[Short task] Gather from the material every line that contains the string "screenshot".

[Listed entries]
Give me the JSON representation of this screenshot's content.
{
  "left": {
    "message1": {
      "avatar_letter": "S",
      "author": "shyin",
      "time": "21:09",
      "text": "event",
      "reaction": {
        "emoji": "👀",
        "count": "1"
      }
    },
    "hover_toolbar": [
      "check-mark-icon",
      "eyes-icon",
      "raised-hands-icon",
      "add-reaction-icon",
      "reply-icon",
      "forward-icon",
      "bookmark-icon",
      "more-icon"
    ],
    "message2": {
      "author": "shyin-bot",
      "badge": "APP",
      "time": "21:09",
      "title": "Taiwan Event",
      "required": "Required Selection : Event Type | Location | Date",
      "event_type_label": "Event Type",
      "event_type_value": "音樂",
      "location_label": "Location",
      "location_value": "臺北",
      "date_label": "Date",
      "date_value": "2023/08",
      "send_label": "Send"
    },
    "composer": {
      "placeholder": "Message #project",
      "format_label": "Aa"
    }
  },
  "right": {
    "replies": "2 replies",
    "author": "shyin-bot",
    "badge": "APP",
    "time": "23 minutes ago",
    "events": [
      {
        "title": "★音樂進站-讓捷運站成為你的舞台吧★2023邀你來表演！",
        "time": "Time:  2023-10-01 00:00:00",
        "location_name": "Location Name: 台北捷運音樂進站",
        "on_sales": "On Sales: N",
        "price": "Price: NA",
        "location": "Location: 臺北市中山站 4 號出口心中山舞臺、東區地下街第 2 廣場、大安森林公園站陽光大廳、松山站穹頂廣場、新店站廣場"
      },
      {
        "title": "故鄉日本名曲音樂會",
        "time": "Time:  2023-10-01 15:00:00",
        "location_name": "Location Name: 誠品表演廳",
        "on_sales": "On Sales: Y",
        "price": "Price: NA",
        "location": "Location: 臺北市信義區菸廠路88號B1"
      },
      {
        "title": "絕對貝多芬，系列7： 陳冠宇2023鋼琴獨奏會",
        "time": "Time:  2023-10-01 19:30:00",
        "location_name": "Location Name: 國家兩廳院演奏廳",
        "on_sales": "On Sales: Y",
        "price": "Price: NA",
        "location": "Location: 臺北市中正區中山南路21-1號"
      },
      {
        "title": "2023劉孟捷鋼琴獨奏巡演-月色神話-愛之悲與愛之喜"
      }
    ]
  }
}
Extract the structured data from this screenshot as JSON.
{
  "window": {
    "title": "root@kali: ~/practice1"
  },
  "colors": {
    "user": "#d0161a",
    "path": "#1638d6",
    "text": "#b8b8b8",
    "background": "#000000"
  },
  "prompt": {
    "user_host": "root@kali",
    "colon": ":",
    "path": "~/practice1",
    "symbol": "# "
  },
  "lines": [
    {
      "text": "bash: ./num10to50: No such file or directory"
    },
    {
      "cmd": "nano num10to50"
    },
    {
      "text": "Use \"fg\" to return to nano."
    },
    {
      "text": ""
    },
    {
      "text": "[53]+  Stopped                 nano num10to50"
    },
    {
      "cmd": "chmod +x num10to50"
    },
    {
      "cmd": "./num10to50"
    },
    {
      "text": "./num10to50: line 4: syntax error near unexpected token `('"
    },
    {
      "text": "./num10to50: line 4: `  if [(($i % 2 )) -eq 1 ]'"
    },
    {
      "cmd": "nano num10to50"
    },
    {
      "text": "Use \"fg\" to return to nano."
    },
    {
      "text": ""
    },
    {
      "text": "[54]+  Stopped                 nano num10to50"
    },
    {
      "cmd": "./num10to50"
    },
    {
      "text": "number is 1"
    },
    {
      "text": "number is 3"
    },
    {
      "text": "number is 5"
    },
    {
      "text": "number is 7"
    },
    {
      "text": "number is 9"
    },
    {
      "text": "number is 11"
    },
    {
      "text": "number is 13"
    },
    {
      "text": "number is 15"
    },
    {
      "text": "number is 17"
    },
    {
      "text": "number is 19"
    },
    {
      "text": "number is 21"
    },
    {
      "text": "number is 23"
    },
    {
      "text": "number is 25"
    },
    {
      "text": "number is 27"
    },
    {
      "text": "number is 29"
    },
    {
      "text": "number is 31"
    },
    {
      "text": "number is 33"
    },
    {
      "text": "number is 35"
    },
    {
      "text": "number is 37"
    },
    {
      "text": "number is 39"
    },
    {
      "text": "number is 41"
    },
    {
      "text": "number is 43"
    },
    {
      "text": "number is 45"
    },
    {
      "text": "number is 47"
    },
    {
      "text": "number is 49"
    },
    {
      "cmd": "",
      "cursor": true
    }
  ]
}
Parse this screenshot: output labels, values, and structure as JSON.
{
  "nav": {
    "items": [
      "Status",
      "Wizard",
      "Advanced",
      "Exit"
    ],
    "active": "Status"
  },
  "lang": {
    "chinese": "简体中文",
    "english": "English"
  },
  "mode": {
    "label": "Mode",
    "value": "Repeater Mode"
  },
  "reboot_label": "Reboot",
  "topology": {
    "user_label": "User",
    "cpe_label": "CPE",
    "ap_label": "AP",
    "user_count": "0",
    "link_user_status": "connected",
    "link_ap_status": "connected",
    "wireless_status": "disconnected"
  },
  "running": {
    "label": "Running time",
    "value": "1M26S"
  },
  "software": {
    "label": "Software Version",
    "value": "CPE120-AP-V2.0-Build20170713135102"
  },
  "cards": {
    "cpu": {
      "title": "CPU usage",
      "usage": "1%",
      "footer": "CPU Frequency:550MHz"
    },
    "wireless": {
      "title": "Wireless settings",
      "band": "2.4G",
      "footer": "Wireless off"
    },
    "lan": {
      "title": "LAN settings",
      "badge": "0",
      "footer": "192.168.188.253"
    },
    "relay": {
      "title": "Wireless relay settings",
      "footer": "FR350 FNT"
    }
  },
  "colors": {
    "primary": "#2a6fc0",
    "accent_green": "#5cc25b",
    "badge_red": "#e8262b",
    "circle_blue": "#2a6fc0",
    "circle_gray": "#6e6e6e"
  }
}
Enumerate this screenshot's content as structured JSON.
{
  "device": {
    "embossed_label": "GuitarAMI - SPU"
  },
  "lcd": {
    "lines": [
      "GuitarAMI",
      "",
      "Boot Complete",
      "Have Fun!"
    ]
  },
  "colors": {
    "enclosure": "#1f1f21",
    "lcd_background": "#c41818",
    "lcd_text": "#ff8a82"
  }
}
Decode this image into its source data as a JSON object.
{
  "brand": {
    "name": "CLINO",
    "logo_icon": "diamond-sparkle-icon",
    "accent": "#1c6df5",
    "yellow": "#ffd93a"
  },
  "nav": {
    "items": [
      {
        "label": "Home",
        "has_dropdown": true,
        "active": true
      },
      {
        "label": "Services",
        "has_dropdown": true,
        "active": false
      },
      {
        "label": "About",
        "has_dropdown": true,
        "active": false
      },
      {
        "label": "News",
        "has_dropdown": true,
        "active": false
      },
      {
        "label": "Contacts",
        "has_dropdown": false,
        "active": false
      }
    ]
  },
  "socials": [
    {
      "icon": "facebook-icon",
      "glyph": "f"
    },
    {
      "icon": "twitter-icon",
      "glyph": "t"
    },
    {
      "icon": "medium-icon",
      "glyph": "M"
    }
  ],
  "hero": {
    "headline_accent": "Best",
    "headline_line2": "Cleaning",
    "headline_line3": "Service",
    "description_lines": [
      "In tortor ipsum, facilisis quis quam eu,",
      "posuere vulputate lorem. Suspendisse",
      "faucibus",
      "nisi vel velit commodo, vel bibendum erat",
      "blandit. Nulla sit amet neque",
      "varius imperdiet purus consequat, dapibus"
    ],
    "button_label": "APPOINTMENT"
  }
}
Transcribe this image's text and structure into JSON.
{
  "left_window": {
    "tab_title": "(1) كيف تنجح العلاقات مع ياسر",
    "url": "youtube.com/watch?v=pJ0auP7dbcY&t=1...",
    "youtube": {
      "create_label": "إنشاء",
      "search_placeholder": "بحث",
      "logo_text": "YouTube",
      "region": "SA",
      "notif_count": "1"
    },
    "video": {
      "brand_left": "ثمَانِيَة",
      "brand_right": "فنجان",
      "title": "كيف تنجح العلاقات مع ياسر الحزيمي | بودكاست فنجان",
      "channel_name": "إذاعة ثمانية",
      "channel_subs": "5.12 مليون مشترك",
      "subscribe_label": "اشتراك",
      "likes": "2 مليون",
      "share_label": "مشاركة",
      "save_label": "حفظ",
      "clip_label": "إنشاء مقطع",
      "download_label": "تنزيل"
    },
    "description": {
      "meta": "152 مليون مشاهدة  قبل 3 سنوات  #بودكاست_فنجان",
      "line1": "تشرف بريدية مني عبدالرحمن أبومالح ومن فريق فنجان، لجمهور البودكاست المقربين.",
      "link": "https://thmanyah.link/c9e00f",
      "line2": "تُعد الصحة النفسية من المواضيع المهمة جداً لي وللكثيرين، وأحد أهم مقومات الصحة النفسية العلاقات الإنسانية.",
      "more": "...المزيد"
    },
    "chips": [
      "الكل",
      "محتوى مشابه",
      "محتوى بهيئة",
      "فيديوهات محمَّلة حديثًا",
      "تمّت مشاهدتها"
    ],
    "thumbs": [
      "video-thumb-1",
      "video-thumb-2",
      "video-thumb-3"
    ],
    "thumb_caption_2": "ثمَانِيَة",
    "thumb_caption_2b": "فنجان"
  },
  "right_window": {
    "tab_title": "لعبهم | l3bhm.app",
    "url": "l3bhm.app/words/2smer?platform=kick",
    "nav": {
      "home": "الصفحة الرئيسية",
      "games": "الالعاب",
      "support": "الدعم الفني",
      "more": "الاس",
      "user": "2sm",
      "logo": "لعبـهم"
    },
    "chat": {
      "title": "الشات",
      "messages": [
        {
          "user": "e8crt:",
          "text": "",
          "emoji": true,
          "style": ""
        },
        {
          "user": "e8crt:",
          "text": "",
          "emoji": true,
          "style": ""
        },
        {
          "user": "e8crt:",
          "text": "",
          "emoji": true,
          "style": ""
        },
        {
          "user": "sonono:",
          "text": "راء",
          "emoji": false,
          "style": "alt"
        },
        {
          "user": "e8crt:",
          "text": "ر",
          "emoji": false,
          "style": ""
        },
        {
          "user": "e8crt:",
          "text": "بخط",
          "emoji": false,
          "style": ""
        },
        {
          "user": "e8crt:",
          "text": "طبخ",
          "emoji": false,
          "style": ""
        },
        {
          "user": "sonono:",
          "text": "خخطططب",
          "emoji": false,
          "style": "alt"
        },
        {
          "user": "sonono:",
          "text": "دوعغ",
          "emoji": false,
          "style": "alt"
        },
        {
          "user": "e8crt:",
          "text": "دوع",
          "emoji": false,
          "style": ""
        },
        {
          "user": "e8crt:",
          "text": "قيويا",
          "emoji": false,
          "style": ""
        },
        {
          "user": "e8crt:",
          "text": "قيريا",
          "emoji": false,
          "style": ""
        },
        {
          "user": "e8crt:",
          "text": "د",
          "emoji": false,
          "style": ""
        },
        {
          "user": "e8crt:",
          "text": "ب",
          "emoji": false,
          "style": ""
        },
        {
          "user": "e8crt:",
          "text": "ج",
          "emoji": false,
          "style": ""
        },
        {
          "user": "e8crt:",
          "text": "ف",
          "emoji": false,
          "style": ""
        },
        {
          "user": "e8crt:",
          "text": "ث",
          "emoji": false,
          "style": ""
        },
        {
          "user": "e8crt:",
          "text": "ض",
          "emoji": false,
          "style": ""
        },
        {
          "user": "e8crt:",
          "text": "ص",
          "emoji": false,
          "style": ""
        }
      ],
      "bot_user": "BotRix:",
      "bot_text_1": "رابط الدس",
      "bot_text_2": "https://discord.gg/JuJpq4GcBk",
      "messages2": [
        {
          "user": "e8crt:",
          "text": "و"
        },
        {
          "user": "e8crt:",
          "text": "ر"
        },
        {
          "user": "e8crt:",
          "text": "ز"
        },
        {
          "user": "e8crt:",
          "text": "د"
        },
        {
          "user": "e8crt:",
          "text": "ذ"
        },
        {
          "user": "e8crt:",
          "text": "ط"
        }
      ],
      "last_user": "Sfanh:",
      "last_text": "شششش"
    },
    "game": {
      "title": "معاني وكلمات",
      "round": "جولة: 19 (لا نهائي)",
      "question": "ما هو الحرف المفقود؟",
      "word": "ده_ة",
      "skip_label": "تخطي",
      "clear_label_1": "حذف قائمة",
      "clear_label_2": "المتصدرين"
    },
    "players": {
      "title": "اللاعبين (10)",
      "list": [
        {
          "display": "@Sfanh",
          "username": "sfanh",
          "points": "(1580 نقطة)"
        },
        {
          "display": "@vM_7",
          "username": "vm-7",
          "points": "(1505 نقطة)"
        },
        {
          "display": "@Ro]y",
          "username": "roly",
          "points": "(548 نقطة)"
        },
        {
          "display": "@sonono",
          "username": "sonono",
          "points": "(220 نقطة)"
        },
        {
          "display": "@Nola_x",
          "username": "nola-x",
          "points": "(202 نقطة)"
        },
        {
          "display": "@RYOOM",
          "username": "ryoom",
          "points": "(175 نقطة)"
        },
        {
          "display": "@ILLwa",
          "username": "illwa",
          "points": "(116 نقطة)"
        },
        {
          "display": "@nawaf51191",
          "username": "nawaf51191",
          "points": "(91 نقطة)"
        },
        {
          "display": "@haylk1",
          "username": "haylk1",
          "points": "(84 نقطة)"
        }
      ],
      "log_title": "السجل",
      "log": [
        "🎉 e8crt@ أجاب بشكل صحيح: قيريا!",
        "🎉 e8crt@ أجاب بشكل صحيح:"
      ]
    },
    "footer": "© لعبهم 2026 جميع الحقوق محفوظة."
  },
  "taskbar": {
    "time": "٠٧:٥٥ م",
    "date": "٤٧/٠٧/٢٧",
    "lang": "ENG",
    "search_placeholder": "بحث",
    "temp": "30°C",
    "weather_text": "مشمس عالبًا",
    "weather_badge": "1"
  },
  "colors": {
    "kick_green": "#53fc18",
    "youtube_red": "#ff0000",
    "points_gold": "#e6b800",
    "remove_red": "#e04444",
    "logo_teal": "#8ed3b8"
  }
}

[Output]
Give me the JSON representation of this screenshot's content.
Extract the structured data from this screenshot as JSON.
Parse this screenshot: output labels, values, and structure as JSON.
Enumerate this screenshot's content as structured JSON.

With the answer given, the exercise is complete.